Written problem
Can you print the data exactly and leave out each image?

Given data

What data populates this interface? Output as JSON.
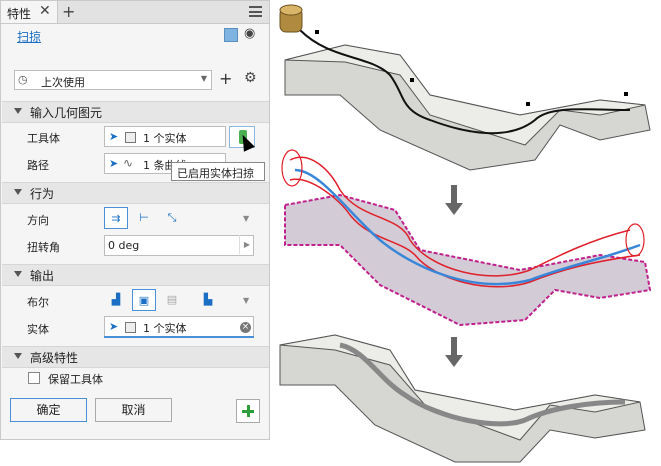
{
  "tabs": {
    "properties": "特性",
    "close_symbol": "✕",
    "add_symbol": "+"
  },
  "command": {
    "name": "扫掠"
  },
  "preset": {
    "value": "上次使用"
  },
  "sections": {
    "input_geometry": "输入几何图元",
    "behavior": "行为",
    "output": "输出",
    "advanced": "高级特性"
  },
  "fields": {
    "tool_body": {
      "label": "工具体",
      "value": "1 个实体"
    },
    "path": {
      "label": "路径",
      "value": "1 条曲线"
    },
    "direction": {
      "label": "方向"
    },
    "twist": {
      "label": "扭转角",
      "value": "0 deg"
    },
    "boolean": {
      "label": "布尔"
    },
    "solid": {
      "label": "实体",
      "value": "1 个实体"
    },
    "keep_tool": {
      "label": "保留工具体",
      "checked": false
    }
  },
  "tooltip": "已启用实体扫掠",
  "buttons": {
    "ok": "确定",
    "cancel": "取消"
  },
  "colors": {
    "accent": "#1a6fc4",
    "add_green": "#2e9e3a",
    "preview_red": "#e0202a",
    "selection_magenta": "#c0208c",
    "path_blue": "#3a86d8"
  }
}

Answer in full
What data populates this interface? Output as JSON.
{
  "tabs": {
    "properties": "特性",
    "close_symbol": "✕",
    "add_symbol": "+"
  },
  "command": {
    "name": "扫掠"
  },
  "preset": {
    "value": "上次使用"
  },
  "sections": {
    "input_geometry": "输入几何图元",
    "behavior": "行为",
    "output": "输出",
    "advanced": "高级特性"
  },
  "fields": {
    "tool_body": {
      "label": "工具体",
      "value": "1 个实体"
    },
    "path": {
      "label": "路径",
      "value": "1 条曲线"
    },
    "direction": {
      "label": "方向"
    },
    "twist": {
      "label": "扭转角",
      "value": "0 deg"
    },
    "boolean": {
      "label": "布尔"
    },
    "solid": {
      "label": "实体",
      "value": "1 个实体"
    },
    "keep_tool": {
      "label": "保留工具体",
      "checked": false
    }
  },
  "tooltip": "已启用实体扫掠",
  "buttons": {
    "ok": "确定",
    "cancel": "取消"
  },
  "colors": {
    "accent": "#1a6fc4",
    "add_green": "#2e9e3a",
    "preview_red": "#e0202a",
    "selection_magenta": "#c0208c",
    "path_blue": "#3a86d8"
  }
}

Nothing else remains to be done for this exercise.